Problem requirements.
Find every line below that contains the word "structured" and copy it out.

╭──

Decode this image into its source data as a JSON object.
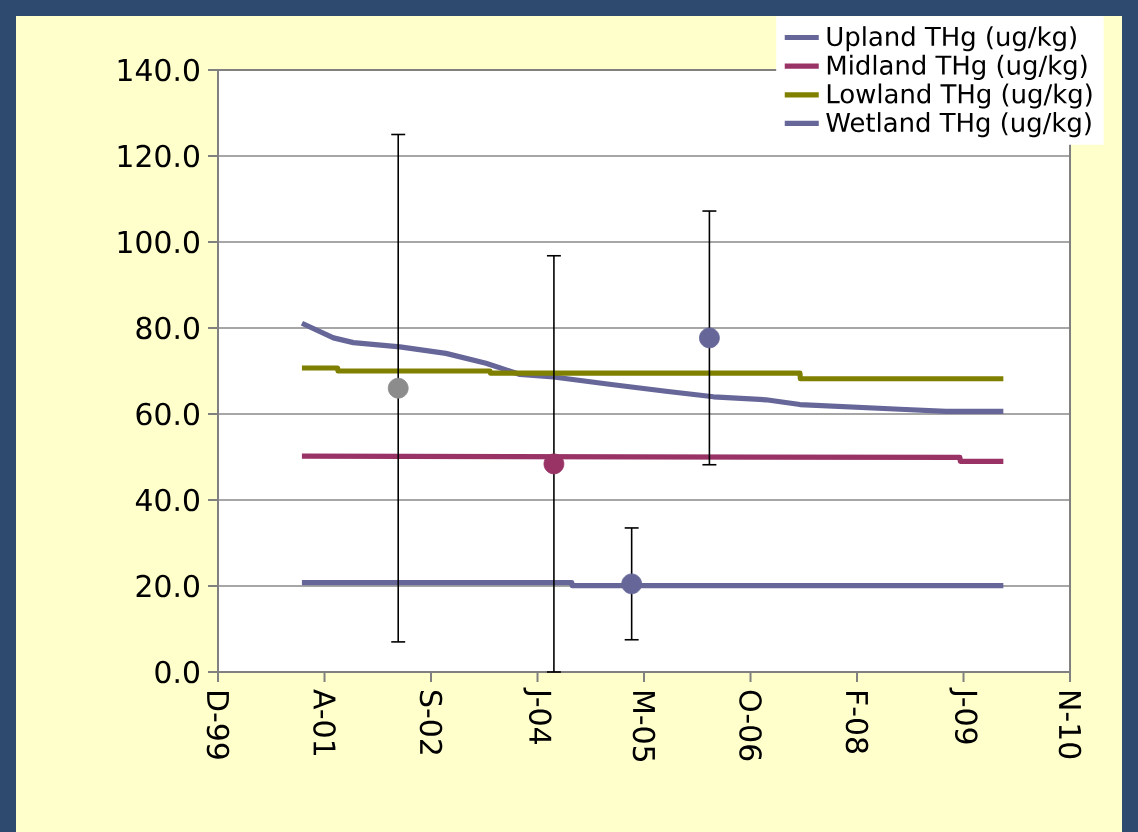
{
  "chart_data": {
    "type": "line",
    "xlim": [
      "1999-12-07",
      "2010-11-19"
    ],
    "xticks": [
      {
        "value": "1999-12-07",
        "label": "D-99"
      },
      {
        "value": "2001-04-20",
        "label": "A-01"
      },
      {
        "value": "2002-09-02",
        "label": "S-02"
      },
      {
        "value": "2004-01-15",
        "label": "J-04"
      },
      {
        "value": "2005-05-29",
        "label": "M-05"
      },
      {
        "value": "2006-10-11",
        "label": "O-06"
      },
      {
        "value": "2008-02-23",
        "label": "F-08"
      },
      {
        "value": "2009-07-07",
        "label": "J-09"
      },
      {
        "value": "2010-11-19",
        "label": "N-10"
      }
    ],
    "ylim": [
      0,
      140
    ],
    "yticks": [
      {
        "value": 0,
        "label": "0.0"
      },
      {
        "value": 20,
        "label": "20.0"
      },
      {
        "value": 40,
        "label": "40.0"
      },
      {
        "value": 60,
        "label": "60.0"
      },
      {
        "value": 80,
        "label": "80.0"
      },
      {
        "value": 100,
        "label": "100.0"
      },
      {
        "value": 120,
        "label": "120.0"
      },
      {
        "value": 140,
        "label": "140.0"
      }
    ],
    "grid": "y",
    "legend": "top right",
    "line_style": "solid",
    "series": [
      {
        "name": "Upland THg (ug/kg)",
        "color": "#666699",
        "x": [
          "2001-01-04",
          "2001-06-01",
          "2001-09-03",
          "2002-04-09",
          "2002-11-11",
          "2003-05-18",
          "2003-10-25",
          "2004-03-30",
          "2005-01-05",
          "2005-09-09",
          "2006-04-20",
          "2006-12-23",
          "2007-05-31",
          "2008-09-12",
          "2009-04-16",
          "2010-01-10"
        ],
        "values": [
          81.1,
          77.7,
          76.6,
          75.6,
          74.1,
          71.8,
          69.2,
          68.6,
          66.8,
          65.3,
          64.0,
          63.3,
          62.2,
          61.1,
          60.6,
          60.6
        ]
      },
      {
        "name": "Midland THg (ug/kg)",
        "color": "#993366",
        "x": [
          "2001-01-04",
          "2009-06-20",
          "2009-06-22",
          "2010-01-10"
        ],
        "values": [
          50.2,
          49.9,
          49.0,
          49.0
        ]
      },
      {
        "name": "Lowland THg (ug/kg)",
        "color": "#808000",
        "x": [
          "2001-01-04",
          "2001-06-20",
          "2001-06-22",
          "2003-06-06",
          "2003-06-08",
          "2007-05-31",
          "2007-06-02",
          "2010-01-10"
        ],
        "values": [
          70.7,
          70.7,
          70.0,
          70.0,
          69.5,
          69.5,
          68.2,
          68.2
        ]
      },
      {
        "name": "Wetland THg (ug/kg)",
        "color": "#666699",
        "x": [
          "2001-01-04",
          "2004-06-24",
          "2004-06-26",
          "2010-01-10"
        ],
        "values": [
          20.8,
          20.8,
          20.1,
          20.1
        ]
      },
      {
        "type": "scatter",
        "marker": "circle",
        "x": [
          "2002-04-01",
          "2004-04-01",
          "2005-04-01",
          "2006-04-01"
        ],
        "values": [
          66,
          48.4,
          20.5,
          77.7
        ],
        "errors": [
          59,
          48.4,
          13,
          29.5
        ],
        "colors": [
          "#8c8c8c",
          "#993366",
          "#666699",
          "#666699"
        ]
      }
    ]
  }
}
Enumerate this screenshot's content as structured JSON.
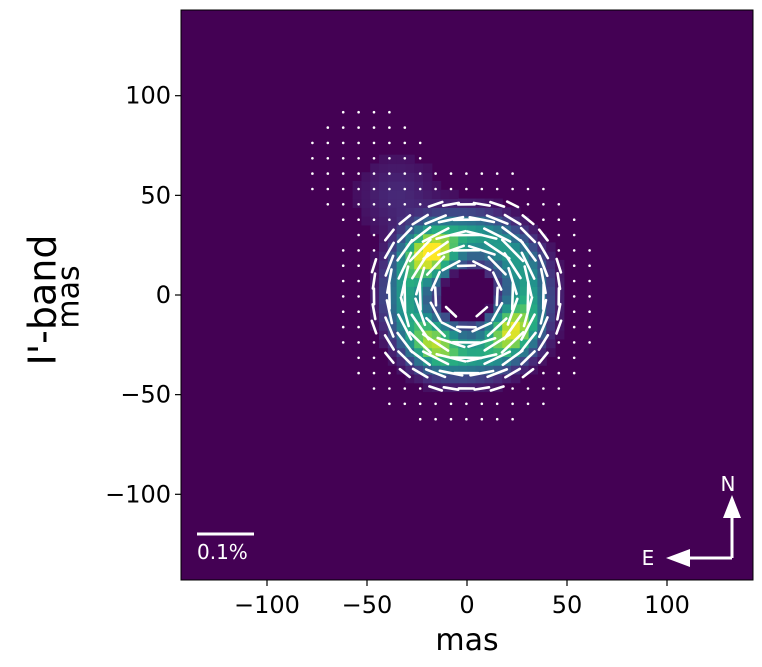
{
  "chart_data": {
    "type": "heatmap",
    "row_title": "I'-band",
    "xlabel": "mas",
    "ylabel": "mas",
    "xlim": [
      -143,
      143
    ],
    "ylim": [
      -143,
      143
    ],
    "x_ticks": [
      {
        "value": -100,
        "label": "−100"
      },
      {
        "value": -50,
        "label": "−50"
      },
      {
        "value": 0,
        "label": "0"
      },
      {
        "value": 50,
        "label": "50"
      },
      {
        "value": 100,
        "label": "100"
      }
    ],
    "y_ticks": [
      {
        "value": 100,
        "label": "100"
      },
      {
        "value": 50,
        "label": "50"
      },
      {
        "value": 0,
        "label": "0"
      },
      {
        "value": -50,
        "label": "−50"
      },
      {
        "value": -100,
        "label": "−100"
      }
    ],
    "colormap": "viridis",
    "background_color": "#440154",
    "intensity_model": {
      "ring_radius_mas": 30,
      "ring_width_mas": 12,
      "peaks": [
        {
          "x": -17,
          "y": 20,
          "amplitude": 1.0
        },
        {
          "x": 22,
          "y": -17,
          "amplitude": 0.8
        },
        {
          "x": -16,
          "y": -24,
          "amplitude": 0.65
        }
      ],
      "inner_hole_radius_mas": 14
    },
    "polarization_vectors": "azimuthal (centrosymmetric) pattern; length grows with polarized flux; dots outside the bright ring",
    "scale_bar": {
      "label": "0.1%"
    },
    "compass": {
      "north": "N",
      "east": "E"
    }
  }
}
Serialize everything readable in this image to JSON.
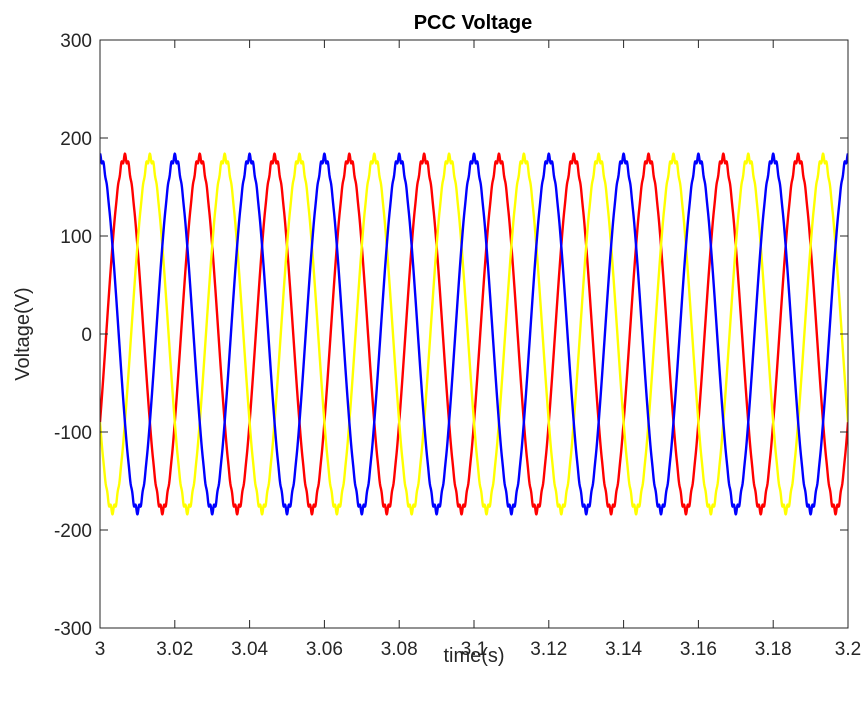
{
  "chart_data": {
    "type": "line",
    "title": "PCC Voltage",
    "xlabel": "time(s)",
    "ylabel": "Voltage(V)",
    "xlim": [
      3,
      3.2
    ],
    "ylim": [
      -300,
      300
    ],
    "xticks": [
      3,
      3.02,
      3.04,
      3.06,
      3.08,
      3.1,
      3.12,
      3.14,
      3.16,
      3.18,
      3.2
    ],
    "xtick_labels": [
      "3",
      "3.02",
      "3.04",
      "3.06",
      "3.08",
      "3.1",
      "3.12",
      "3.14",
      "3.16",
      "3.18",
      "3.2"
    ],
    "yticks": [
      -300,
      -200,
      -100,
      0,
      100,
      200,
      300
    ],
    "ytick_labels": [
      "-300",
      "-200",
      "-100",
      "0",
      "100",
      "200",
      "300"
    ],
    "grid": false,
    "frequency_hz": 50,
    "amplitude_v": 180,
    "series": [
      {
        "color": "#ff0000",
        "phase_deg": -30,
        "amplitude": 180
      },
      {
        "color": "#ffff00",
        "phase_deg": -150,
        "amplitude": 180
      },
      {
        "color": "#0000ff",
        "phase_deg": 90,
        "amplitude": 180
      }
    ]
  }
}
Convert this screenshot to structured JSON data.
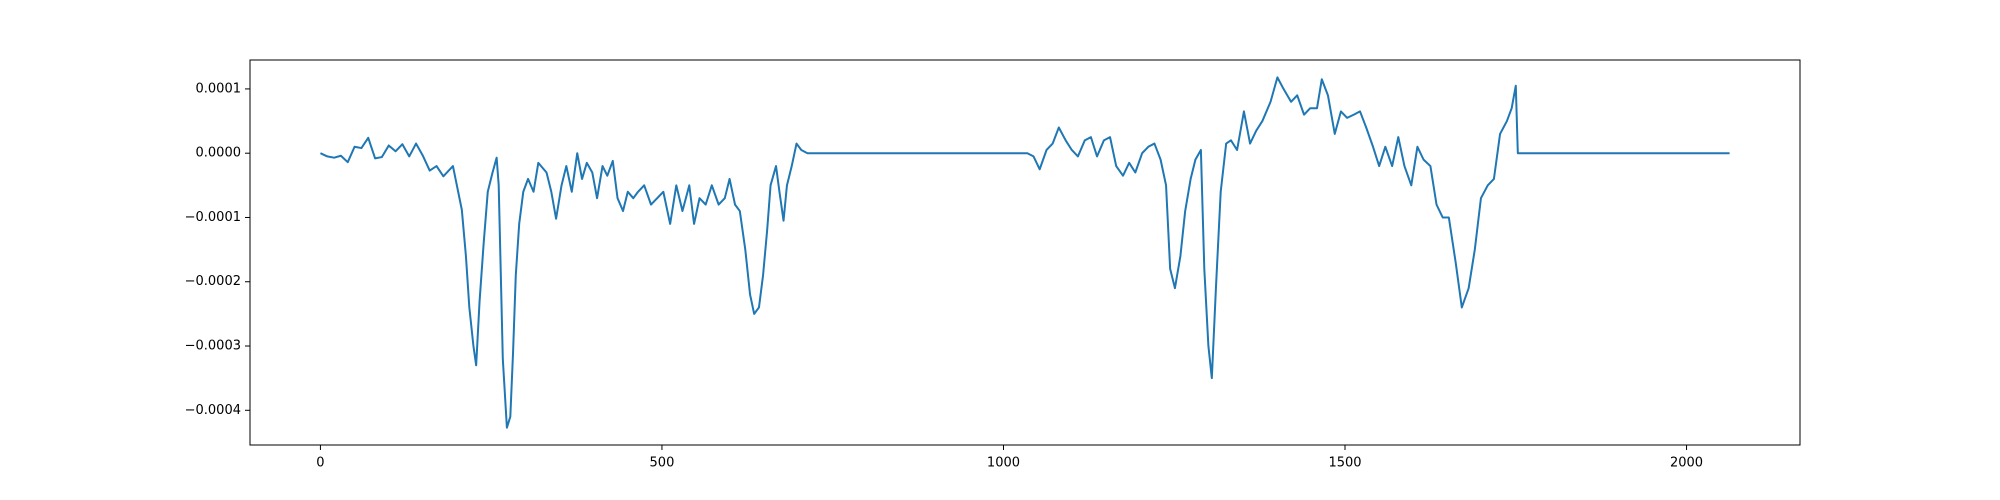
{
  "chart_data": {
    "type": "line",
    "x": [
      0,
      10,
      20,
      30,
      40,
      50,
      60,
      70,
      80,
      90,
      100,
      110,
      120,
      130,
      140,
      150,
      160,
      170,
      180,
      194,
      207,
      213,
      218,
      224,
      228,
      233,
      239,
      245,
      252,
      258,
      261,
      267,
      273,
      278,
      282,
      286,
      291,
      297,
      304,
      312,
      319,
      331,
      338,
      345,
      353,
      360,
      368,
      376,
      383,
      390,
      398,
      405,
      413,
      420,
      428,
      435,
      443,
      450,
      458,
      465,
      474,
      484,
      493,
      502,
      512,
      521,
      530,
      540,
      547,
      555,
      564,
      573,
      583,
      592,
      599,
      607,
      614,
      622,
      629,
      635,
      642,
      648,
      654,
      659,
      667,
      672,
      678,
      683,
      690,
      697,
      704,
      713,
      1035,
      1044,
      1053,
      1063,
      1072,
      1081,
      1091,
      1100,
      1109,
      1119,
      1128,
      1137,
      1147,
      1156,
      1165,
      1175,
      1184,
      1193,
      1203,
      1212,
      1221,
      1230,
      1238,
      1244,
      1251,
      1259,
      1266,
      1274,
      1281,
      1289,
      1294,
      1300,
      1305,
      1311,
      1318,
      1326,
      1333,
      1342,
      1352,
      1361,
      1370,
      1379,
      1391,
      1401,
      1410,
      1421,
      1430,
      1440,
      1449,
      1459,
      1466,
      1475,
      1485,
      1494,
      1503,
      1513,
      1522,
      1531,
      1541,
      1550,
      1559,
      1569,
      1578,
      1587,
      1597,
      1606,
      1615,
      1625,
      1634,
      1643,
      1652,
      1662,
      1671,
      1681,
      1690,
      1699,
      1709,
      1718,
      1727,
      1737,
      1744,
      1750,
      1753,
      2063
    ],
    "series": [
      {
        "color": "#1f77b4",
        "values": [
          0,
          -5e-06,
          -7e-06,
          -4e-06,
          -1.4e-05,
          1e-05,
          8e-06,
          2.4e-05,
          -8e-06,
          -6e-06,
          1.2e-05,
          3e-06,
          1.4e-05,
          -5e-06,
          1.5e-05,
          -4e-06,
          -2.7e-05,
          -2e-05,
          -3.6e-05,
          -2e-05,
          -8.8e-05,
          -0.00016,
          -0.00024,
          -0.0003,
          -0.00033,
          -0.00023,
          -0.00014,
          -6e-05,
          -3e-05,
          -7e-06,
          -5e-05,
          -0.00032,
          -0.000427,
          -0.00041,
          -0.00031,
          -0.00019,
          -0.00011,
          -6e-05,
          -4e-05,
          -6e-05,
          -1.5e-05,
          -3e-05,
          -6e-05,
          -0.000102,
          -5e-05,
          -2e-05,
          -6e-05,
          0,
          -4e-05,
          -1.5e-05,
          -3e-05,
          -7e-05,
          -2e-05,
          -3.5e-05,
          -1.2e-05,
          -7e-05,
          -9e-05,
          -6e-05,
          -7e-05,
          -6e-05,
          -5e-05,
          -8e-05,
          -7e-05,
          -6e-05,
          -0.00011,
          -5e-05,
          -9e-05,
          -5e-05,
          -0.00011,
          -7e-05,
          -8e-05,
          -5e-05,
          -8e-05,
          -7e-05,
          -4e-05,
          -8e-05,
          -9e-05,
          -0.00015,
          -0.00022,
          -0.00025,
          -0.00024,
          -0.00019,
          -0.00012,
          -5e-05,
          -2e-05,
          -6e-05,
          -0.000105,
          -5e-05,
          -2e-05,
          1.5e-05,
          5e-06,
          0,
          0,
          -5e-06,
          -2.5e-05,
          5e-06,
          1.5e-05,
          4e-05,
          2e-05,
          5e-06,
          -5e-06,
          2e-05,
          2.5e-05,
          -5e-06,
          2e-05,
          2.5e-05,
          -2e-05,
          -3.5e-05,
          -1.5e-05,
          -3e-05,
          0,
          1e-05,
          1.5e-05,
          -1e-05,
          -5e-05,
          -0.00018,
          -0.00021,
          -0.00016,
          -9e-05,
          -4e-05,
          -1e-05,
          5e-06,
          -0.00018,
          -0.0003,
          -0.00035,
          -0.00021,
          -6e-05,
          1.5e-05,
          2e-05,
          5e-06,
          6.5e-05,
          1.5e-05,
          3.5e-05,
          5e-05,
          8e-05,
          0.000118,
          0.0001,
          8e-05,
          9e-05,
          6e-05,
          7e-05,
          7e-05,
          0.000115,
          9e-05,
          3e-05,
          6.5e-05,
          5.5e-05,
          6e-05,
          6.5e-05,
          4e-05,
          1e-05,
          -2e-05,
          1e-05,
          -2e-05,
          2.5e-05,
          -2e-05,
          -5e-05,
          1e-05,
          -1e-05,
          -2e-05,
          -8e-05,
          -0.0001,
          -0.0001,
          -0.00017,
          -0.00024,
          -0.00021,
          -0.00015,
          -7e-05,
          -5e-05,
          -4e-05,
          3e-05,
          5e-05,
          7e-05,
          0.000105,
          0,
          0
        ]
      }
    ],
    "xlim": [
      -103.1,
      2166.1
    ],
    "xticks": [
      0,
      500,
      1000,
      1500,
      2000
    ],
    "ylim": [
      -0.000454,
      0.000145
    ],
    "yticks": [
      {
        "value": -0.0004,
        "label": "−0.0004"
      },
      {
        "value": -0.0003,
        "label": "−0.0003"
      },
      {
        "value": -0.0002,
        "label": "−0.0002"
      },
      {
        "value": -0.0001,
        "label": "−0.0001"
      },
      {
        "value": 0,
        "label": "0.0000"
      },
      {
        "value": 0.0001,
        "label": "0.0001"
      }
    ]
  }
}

╰──

Reply to the exercise.
Enumerate this screenshot's content as structured JSON.
Convert this screenshot to structured JSON data.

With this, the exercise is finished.